An LSTM Feature Imitation Network for Hand Movement Recognition from sEMG Signals
Chuheng Wu, S. Farokh Atashzar, Mohammad M. Ghassemi, Tuka Alhanai
TL;DR
The paper addresses data scarcity in sEMG-based hand movement recognition by introducing a Feature Imitation Network (FIN) that pre-trains an LSTM to imitate four explicit time-domain features, enabling interpretable temporal feature learning within a 300 ms window. The FIN is followed by a feature-augmented 2D-CNN classifier; pre-training on these features and subsequent fine-tuning improves cross-subject transfer and data efficiency, outperforming SVM baselines and end-to-end CNNs trained on raw signals. Results show $R^2$ values above $0.96$ for feature imitation and accuracy gains of up to several tens of percent when using FIN-enabled transfer learning, with robustness to limited data and near-future (up to 300 ms) prediction. This approach offers practical, data-efficient sEMG representations suitable for robust hand movement recognition and prosthetic control, with future work exploring other FINs and broader transfer scenarios.

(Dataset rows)
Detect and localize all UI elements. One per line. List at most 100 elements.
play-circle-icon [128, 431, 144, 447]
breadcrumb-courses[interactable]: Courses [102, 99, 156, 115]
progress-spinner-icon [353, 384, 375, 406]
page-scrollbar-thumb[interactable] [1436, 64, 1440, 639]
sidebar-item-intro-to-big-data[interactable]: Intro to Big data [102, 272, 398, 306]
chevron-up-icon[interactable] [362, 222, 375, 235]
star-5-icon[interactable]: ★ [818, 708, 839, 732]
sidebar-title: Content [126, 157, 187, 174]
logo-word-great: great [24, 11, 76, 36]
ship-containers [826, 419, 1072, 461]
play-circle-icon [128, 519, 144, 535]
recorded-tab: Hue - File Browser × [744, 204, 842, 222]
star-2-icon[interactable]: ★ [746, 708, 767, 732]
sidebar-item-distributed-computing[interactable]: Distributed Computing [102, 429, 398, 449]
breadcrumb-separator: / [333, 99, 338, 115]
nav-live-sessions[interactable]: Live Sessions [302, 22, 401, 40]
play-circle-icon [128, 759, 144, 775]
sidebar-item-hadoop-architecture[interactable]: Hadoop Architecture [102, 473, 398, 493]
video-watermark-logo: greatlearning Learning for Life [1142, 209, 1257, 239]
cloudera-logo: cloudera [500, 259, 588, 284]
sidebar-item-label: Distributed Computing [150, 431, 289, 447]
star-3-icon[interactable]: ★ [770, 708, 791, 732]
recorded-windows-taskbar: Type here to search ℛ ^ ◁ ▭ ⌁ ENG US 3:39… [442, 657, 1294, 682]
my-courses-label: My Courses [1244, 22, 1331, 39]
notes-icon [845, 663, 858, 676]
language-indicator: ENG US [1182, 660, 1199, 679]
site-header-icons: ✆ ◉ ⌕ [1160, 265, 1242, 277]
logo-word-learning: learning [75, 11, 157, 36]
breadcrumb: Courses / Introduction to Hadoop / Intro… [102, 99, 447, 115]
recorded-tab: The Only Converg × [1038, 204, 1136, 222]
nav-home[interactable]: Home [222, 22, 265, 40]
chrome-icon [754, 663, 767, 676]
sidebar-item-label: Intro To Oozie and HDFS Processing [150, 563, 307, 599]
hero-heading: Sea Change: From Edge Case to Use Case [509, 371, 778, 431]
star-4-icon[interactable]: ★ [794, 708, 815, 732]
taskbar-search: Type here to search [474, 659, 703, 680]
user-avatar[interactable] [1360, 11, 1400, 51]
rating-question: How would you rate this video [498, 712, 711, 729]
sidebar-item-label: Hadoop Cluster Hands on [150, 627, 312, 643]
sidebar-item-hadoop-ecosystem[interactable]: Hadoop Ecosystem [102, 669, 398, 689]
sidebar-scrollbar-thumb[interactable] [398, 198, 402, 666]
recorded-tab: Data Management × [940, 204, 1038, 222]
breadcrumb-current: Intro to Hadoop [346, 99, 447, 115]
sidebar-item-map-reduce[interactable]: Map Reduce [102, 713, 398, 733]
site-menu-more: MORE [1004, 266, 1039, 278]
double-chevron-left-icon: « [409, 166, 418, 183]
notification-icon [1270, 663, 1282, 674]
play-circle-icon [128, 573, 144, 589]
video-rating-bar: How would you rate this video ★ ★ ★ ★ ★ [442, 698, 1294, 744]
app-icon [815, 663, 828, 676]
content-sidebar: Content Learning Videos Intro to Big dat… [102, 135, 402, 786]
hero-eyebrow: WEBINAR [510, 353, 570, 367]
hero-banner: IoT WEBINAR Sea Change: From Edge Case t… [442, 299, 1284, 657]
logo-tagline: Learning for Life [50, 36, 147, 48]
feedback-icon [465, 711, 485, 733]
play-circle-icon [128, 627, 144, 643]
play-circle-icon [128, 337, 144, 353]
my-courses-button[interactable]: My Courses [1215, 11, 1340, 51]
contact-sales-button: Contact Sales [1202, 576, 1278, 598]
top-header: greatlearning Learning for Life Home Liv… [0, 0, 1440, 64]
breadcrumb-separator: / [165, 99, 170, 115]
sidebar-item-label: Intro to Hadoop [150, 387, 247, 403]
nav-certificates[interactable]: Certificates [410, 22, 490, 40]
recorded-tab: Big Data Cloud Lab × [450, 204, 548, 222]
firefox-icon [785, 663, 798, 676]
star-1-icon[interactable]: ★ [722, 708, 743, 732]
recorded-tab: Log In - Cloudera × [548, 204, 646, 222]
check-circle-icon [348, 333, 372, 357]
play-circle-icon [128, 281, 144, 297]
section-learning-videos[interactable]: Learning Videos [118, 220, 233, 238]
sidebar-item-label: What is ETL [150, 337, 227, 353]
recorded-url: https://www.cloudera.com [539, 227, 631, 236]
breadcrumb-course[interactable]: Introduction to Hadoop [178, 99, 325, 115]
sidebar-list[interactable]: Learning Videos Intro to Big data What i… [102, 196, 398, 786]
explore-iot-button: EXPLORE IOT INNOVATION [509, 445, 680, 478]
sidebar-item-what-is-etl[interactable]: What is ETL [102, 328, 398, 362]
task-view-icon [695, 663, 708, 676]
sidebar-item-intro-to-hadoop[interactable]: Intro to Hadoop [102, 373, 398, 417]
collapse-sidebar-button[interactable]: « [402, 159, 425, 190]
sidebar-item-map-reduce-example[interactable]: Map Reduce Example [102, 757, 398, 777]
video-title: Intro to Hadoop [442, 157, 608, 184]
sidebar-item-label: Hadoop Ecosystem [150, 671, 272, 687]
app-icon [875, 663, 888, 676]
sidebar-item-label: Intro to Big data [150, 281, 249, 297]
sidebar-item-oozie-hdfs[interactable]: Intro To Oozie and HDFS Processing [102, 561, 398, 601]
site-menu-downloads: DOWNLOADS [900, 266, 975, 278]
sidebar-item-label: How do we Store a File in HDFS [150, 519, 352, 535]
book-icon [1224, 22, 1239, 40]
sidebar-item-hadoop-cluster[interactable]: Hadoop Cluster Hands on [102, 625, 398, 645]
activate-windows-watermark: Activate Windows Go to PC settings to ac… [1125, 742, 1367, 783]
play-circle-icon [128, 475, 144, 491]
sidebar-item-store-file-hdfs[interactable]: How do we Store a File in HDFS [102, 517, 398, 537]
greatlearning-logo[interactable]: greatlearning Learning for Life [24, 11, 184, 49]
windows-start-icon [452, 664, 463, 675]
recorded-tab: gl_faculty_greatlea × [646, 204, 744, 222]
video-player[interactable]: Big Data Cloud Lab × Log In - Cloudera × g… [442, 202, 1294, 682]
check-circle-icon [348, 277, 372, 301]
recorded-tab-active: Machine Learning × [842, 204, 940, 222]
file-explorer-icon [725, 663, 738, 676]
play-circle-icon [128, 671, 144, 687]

- DIRECTIONS: Carry on the page about the LSTM feature imitation network for sEMG hand movement recognition, starting after its last sentence. None of the rows matter here.

- EXPECTED ANSWER:
Abstract
Surface Electromyography (sEMG) is a non-invasive signal that is used in the recognition of hand movement patterns, the diagnosis of diseases, and the robust control of prostheses. Despite the remarkable success of recent end-to-end Deep Learning approaches, they are still limited by the need for large amounts of labeled data. To alleviate the requirement for big data, we propose utilizing a feature-imitating network (FIN) for closed-form temporal feature learning over a 300ms signal window on Ninapro DB2, and applying it to the task of 17 hand movement recognition. We implement a lightweight LSTM-FIN network to imitate four standard temporal features (entropy, root mean square, variance, simple square integral). We observed that the LSTM-FIN network can achieve up to 99\% R2 accuracy in feature reconstruction and 80\% accuracy in hand movement recognition. Our results also showed that the model can be robustly applied for both within- and cross-subject movement recognition, as well as simulated low-latency environments. Overall, our work demonstrates the potential of the FIN modeling paradigm in data-scarce scenarios for sEMG signal processing.